_EXERCISE REQUIREMENTS_
Every record below should be written out exactly; pictures stay out.
** Start of SUPPLIED MATERIAL **
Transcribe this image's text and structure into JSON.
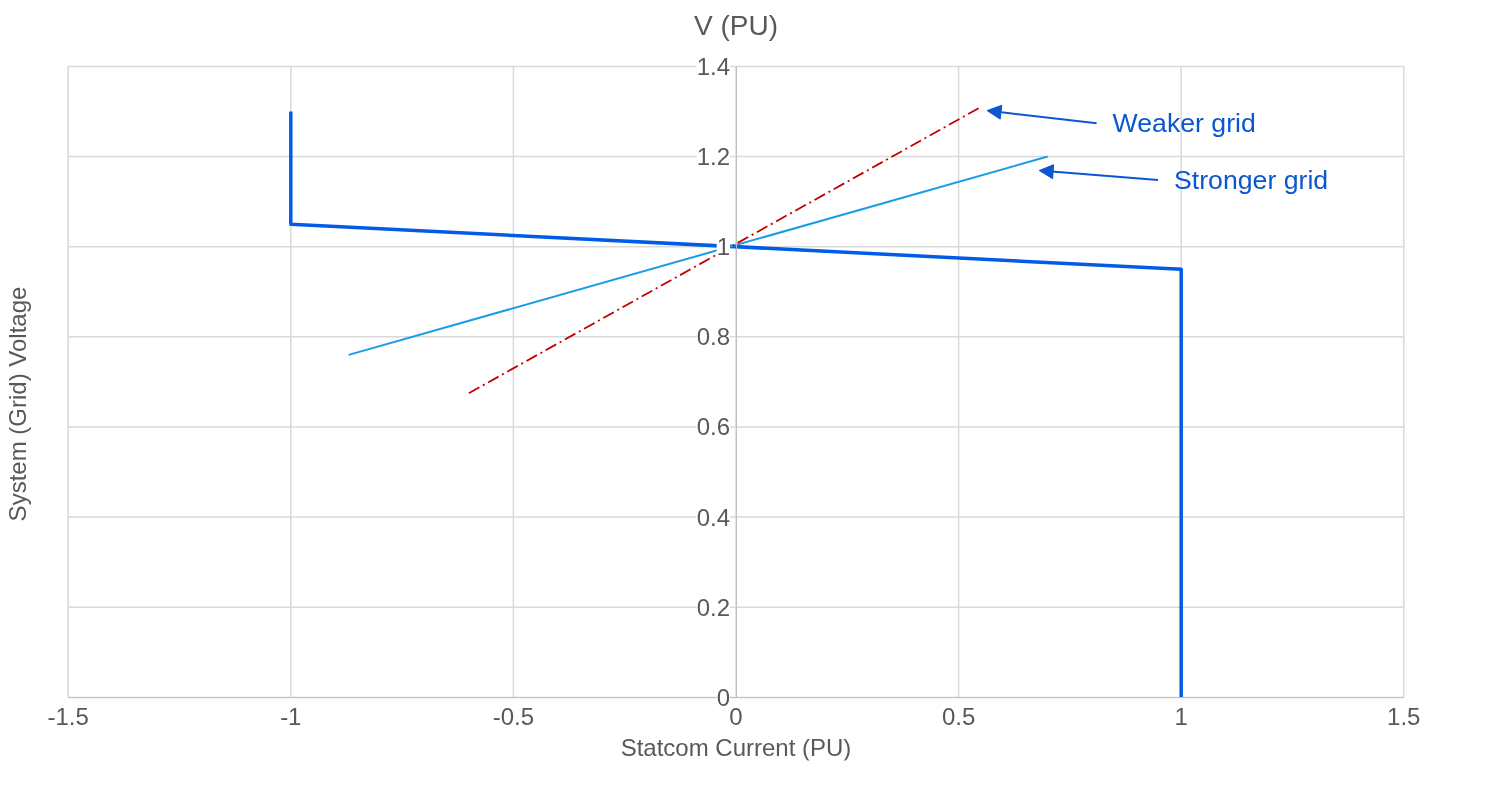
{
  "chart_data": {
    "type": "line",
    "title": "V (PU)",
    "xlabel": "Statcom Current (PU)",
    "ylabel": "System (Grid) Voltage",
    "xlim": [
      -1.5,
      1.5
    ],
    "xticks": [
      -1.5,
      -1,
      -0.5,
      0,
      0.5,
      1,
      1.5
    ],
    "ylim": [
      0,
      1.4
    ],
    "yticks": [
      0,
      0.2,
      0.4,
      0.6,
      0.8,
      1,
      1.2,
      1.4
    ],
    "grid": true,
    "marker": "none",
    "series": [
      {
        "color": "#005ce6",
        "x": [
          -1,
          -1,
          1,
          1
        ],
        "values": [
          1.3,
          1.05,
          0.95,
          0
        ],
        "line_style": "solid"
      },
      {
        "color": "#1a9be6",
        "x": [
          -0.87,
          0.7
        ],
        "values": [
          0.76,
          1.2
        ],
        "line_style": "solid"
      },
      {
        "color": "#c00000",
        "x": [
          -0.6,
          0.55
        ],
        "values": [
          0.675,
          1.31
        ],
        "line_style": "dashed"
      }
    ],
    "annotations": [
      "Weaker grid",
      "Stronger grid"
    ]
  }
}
** End of SUPPLIED MATERIAL **
_RESPONSE_
Transcribe this image's text and structure into JSON.
{
  "chart_data": {
    "type": "line",
    "title": "V (PU)",
    "xlabel": "Statcom Current (PU)",
    "ylabel": "System (Grid) Voltage",
    "xlim": [
      -1.5,
      1.5
    ],
    "xticks": [
      -1.5,
      -1,
      -0.5,
      0,
      0.5,
      1,
      1.5
    ],
    "ylim": [
      0,
      1.4
    ],
    "yticks": [
      0,
      0.2,
      0.4,
      0.6,
      0.8,
      1,
      1.2,
      1.4
    ],
    "grid": true,
    "marker": "none",
    "series": [
      {
        "color": "#005ce6",
        "x": [
          -1,
          -1,
          1,
          1
        ],
        "values": [
          1.3,
          1.05,
          0.95,
          0
        ],
        "line_style": "solid"
      },
      {
        "color": "#1a9be6",
        "x": [
          -0.87,
          0.7
        ],
        "values": [
          0.76,
          1.2
        ],
        "line_style": "solid"
      },
      {
        "color": "#c00000",
        "x": [
          -0.6,
          0.55
        ],
        "values": [
          0.675,
          1.31
        ],
        "line_style": "dashed"
      }
    ],
    "annotations": [
      "Weaker grid",
      "Stronger grid"
    ]
  }
}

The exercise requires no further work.